_TASK TO COMPLETE_
Repeat the whole listing exactly as written.

_TASK INPUT_
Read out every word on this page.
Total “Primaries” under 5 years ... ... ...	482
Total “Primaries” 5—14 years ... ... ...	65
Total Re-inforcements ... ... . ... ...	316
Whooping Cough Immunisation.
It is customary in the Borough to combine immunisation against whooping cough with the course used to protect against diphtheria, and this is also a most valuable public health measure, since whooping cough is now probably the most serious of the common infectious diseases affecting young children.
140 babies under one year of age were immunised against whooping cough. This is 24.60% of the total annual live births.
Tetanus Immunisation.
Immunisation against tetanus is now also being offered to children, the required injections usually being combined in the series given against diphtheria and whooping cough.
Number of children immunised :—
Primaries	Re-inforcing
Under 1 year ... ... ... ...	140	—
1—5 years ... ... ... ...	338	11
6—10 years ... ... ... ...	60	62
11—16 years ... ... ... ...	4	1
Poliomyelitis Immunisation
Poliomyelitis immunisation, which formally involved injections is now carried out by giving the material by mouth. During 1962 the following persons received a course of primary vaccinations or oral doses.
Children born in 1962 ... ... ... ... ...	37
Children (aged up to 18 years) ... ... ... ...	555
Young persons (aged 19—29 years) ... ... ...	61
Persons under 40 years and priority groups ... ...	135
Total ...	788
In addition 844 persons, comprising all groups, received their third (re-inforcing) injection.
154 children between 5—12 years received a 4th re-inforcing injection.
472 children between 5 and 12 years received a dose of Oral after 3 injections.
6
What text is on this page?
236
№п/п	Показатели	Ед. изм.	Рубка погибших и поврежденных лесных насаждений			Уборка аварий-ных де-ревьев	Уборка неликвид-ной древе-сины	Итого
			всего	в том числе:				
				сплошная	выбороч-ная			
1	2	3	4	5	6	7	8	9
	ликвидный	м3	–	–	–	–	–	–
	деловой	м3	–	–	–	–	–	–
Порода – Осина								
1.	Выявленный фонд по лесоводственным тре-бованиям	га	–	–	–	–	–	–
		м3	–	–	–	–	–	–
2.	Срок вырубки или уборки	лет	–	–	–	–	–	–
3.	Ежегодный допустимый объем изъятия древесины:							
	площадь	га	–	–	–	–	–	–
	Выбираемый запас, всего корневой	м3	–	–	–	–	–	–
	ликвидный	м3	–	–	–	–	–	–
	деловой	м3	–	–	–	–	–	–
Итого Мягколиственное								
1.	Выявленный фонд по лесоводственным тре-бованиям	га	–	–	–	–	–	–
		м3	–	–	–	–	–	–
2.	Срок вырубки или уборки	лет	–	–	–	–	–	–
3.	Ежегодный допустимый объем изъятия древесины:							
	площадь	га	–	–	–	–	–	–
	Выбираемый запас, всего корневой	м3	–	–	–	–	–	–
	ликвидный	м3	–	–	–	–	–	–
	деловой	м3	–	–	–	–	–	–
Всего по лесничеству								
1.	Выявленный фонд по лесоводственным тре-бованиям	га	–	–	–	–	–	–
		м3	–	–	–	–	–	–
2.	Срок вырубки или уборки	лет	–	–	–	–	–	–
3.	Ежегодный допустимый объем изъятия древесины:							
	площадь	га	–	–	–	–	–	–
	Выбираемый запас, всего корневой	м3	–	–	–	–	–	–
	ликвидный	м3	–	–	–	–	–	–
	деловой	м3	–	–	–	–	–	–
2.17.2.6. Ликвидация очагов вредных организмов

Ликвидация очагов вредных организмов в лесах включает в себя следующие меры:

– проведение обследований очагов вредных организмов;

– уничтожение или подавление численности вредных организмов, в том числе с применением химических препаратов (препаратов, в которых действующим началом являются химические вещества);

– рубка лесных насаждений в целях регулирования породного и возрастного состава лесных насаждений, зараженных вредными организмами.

_SOLUTION TO THIS TASK_
Read out every word on this page.
Total “Primaries” under 5 years ... ... ...	482
Total “Primaries” 5—14 years ... ... ...	65
Total Re-inforcements ... ... . ... ...	316
Whooping Cough Immunisation.
It is customary in the Borough to combine immunisation against whooping cough with the course used to protect against diphtheria, and this is also a most valuable public health measure, since whooping cough is now probably the most serious of the common infectious diseases affecting young children.
140 babies under one year of age were immunised against whooping cough. This is 24.60% of the total annual live births.
Tetanus Immunisation.
Immunisation against tetanus is now also being offered to children, the required injections usually being combined in the series given against diphtheria and whooping cough.
Number of children immunised :—
Primaries	Re-inforcing
Under 1 year ... ... ... ...	140	—
1—5 years ... ... ... ...	338	11
6—10 years ... ... ... ...	60	62
11—16 years ... ... ... ...	4	1
Poliomyelitis Immunisation
Poliomyelitis immunisation, which formally involved injections is now carried out by giving the material by mouth. During 1962 the following persons received a course of primary vaccinations or oral doses.
Children born in 1962 ... ... ... ... ...	37
Children (aged up to 18 years) ... ... ... ...	555
Young persons (aged 19—29 years) ... ... ...	61
Persons under 40 years and priority groups ... ...	135
Total ...	788
In addition 844 persons, comprising all groups, received their third (re-inforcing) injection.
154 children between 5—12 years received a 4th re-inforcing injection.
472 children between 5 and 12 years received a dose of Oral after 3 injections.
6
What text is on this page?
236
№п/п	Показатели	Ед. изм.	Рубка погибших и поврежденных лесных насаждений			Уборка аварий-ных де-ревьев	Уборка неликвид-ной древе-сины	Итого
			всего	в том числе:				
				сплошная	выбороч-ная			
1	2	3	4	5	6	7	8	9
	ликвидный	м3	–	–	–	–	–	–
	деловой	м3	–	–	–	–	–	–
Порода – Осина								
1.	Выявленный фонд по лесоводственным тре-бованиям	га	–	–	–	–	–	–
		м3	–	–	–	–	–	–
2.	Срок вырубки или уборки	лет	–	–	–	–	–	–
3.	Ежегодный допустимый объем изъятия древесины:							
	площадь	га	–	–	–	–	–	–
	Выбираемый запас, всего корневой	м3	–	–	–	–	–	–
	ликвидный	м3	–	–	–	–	–	–
	деловой	м3	–	–	–	–	–	–
Итого Мягколиственное								
1.	Выявленный фонд по лесоводственным тре-бованиям	га	–	–	–	–	–	–
		м3	–	–	–	–	–	–
2.	Срок вырубки или уборки	лет	–	–	–	–	–	–
3.	Ежегодный допустимый объем изъятия древесины:							
	площадь	га	–	–	–	–	–	–
	Выбираемый запас, всего корневой	м3	–	–	–	–	–	–
	ликвидный	м3	–	–	–	–	–	–
	деловой	м3	–	–	–	–	–	–
Всего по лесничеству								
1.	Выявленный фонд по лесоводственным тре-бованиям	га	–	–	–	–	–	–
		м3	–	–	–	–	–	–
2.	Срок вырубки или уборки	лет	–	–	–	–	–	–
3.	Ежегодный допустимый объем изъятия древесины:							
	площадь	га	–	–	–	–	–	–
	Выбираемый запас, всего корневой	м3	–	–	–	–	–	–
	ликвидный	м3	–	–	–	–	–	–
	деловой	м3	–	–	–	–	–	–
2.17.2.6. Ликвидация очагов вредных организмов

Ликвидация очагов вредных организмов в лесах включает в себя следующие меры:

– проведение обследований очагов вредных организмов;

– уничтожение или подавление численности вредных организмов, в том числе с применением химических препаратов (препаратов, в которых действующим началом являются химические вещества);

– рубка лесных насаждений в целях регулирования породного и возрастного состава лесных насаждений, зараженных вредными организмами.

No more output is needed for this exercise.